>> Begin SUPPLIED DATA

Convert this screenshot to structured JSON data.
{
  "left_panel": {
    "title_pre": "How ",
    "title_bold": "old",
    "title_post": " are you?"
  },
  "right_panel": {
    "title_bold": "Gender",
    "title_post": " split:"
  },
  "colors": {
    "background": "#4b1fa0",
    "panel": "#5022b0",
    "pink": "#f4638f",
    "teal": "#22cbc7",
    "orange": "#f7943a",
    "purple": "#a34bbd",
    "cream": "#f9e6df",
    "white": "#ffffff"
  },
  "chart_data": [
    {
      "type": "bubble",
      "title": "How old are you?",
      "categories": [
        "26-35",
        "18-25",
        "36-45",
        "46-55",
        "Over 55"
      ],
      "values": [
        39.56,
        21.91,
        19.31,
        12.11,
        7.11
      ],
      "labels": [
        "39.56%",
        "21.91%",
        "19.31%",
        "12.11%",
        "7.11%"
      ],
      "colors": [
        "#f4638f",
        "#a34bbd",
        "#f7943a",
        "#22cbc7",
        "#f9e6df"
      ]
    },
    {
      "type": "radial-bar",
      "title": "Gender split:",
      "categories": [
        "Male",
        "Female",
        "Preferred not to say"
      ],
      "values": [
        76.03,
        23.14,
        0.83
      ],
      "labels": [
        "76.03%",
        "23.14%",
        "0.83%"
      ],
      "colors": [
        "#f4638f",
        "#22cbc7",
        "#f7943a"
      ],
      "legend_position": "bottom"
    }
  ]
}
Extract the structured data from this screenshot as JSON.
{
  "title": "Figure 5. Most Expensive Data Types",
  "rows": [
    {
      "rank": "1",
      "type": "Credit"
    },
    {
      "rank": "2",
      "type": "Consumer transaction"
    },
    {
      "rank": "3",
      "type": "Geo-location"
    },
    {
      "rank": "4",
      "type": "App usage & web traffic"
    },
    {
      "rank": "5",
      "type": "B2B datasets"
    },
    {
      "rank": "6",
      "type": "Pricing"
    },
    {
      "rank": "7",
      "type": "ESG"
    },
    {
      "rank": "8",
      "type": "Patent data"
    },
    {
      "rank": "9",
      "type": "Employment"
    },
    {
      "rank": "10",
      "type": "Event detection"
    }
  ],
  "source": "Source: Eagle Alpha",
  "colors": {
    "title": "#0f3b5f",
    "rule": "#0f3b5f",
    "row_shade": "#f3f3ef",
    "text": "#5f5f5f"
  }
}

>> End SUPPLIED DATA

▶ _WHAT IS REQUIRED_
Transcribe every entry verbatim.

▶ _TASK SOLUTION_
Convert this screenshot to structured JSON data.
{
  "left_panel": {
    "title_pre": "How ",
    "title_bold": "old",
    "title_post": " are you?"
  },
  "right_panel": {
    "title_bold": "Gender",
    "title_post": " split:"
  },
  "colors": {
    "background": "#4b1fa0",
    "panel": "#5022b0",
    "pink": "#f4638f",
    "teal": "#22cbc7",
    "orange": "#f7943a",
    "purple": "#a34bbd",
    "cream": "#f9e6df",
    "white": "#ffffff"
  },
  "chart_data": [
    {
      "type": "bubble",
      "title": "How old are you?",
      "categories": [
        "26-35",
        "18-25",
        "36-45",
        "46-55",
        "Over 55"
      ],
      "values": [
        39.56,
        21.91,
        19.31,
        12.11,
        7.11
      ],
      "labels": [
        "39.56%",
        "21.91%",
        "19.31%",
        "12.11%",
        "7.11%"
      ],
      "colors": [
        "#f4638f",
        "#a34bbd",
        "#f7943a",
        "#22cbc7",
        "#f9e6df"
      ]
    },
    {
      "type": "radial-bar",
      "title": "Gender split:",
      "categories": [
        "Male",
        "Female",
        "Preferred not to say"
      ],
      "values": [
        76.03,
        23.14,
        0.83
      ],
      "labels": [
        "76.03%",
        "23.14%",
        "0.83%"
      ],
      "colors": [
        "#f4638f",
        "#22cbc7",
        "#f7943a"
      ],
      "legend_position": "bottom"
    }
  ]
}
Extract the structured data from this screenshot as JSON.
{
  "title": "Figure 5. Most Expensive Data Types",
  "rows": [
    {
      "rank": "1",
      "type": "Credit"
    },
    {
      "rank": "2",
      "type": "Consumer transaction"
    },
    {
      "rank": "3",
      "type": "Geo-location"
    },
    {
      "rank": "4",
      "type": "App usage & web traffic"
    },
    {
      "rank": "5",
      "type": "B2B datasets"
    },
    {
      "rank": "6",
      "type": "Pricing"
    },
    {
      "rank": "7",
      "type": "ESG"
    },
    {
      "rank": "8",
      "type": "Patent data"
    },
    {
      "rank": "9",
      "type": "Employment"
    },
    {
      "rank": "10",
      "type": "Event detection"
    }
  ],
  "source": "Source: Eagle Alpha",
  "colors": {
    "title": "#0f3b5f",
    "rule": "#0f3b5f",
    "row_shade": "#f3f3ef",
    "text": "#5f5f5f"
  }
}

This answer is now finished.